▽

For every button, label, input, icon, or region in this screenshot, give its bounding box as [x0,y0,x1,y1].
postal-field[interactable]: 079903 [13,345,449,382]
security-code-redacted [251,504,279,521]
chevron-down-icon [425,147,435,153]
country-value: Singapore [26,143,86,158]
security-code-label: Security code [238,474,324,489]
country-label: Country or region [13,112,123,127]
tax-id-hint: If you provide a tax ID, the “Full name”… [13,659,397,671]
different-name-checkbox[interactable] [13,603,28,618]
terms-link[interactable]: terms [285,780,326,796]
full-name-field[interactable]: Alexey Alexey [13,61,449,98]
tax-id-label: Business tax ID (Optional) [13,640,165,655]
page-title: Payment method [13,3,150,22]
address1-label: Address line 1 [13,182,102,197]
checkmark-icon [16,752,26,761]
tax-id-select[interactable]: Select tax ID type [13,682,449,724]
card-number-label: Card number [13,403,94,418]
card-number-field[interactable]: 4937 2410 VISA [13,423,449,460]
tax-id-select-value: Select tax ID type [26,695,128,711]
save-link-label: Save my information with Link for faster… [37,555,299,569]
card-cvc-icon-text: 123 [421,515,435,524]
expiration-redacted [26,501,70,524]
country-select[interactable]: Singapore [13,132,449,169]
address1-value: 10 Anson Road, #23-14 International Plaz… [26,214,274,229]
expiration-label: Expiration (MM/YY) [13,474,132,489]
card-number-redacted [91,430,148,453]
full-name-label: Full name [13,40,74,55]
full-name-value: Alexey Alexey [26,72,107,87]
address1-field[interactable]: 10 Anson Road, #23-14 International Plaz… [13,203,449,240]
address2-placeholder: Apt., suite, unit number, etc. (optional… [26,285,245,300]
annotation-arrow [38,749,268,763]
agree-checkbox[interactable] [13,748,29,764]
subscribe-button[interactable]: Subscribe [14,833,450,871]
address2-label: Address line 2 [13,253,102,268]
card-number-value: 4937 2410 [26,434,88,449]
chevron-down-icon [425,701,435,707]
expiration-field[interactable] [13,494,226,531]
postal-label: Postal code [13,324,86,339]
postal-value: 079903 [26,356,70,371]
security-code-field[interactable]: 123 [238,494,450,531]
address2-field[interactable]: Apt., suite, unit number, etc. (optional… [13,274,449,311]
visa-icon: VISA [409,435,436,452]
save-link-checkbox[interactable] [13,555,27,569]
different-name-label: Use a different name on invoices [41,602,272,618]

△

Task details: Reproduce every line of the records above word for word, keeping each one unchanged and in its original order.

Solution for this task:
For every button, label, input, icon, or region in this screenshot, give its bounding box as [x0,y0,x1,y1].
postal-field[interactable]: 079903 [13,345,449,382]
security-code-redacted [251,504,279,521]
chevron-down-icon [425,147,435,153]
country-value: Singapore [26,143,86,158]
security-code-label: Security code [238,474,324,489]
country-label: Country or region [13,112,123,127]
tax-id-hint: If you provide a tax ID, the “Full name”… [13,659,397,671]
different-name-checkbox[interactable] [13,603,28,618]
terms-link[interactable]: terms [285,780,326,796]
full-name-field[interactable]: Alexey Alexey [13,61,449,98]
tax-id-label: Business tax ID (Optional) [13,640,165,655]
page-title: Payment method [13,3,150,22]
address1-label: Address line 1 [13,182,102,197]
checkmark-icon [16,752,26,761]
tax-id-select[interactable]: Select tax ID type [13,682,449,724]
card-number-label: Card number [13,403,94,418]
card-number-field[interactable]: 4937 2410 VISA [13,423,449,460]
tax-id-select-value: Select tax ID type [26,695,128,711]
save-link-label: Save my information with Link for faster… [37,555,299,569]
card-cvc-icon-text: 123 [421,515,435,524]
expiration-redacted [26,501,70,524]
country-select[interactable]: Singapore [13,132,449,169]
address1-value: 10 Anson Road, #23-14 International Plaz… [26,214,274,229]
expiration-label: Expiration (MM/YY) [13,474,132,489]
card-number-redacted [91,430,148,453]
full-name-label: Full name [13,40,74,55]
full-name-value: Alexey Alexey [26,72,107,87]
address1-field[interactable]: 10 Anson Road, #23-14 International Plaz… [13,203,449,240]
address2-placeholder: Apt., suite, unit number, etc. (optional… [26,285,245,300]
annotation-arrow [38,749,268,763]
agree-checkbox[interactable] [13,748,29,764]
subscribe-button[interactable]: Subscribe [14,833,450,871]
address2-label: Address line 2 [13,253,102,268]
card-number-value: 4937 2410 [26,434,88,449]
chevron-down-icon [425,701,435,707]
expiration-field[interactable] [13,494,226,531]
postal-label: Postal code [13,324,86,339]
postal-value: 079903 [26,356,70,371]
security-code-field[interactable]: 123 [238,494,450,531]
address2-field[interactable]: Apt., suite, unit number, etc. (optional… [13,274,449,311]
visa-icon: VISA [409,435,436,452]
save-link-checkbox[interactable] [13,555,27,569]
different-name-label: Use a different name on invoices [41,602,272,618]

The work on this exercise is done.